Materials provided =>
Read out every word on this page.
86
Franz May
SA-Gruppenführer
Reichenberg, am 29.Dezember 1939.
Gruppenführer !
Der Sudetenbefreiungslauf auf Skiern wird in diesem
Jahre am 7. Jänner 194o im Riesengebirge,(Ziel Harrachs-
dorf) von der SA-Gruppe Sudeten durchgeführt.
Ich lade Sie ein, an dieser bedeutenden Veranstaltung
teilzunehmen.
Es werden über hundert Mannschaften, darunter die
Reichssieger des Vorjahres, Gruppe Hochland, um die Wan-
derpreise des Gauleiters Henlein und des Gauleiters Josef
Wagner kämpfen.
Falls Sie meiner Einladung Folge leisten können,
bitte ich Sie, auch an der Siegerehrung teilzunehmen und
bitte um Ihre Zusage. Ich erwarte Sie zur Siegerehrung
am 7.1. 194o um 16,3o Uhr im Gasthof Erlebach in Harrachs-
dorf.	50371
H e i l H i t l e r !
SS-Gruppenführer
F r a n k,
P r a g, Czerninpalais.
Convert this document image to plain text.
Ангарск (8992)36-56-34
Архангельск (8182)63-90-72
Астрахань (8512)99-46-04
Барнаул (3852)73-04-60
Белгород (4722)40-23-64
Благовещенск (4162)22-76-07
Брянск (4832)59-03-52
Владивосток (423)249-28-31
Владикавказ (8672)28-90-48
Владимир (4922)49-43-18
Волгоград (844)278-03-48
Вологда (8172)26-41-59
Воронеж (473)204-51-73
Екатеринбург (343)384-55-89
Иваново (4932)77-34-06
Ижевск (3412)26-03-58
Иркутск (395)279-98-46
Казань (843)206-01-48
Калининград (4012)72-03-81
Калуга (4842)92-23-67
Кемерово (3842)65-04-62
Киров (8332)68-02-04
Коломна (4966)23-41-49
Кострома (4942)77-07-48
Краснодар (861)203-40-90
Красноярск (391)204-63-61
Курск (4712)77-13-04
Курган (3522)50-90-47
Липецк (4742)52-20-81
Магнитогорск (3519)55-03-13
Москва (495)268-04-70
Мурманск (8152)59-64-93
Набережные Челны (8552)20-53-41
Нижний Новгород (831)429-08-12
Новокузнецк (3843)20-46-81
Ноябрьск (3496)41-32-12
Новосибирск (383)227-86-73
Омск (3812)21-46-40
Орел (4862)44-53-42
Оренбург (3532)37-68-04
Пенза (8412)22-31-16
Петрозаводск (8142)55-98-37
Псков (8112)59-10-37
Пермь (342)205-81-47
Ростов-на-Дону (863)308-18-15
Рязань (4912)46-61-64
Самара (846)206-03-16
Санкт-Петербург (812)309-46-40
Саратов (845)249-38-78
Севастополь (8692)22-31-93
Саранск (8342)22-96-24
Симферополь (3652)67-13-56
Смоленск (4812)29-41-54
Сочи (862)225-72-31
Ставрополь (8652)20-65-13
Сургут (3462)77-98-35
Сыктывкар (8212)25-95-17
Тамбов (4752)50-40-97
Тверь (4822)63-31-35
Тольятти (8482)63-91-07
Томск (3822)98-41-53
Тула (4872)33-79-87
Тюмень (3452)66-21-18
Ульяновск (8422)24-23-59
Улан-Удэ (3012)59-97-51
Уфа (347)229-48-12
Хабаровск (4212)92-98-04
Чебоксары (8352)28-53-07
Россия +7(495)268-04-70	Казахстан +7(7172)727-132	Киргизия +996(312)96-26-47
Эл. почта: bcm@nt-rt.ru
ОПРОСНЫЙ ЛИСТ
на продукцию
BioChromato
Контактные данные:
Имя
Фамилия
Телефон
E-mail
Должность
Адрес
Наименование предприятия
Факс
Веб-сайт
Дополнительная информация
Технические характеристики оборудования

To do =>
Look through the entries above and list every line containing "this".

Completed exercise =>
Read out every word on this page.
Convert this document image to plain text.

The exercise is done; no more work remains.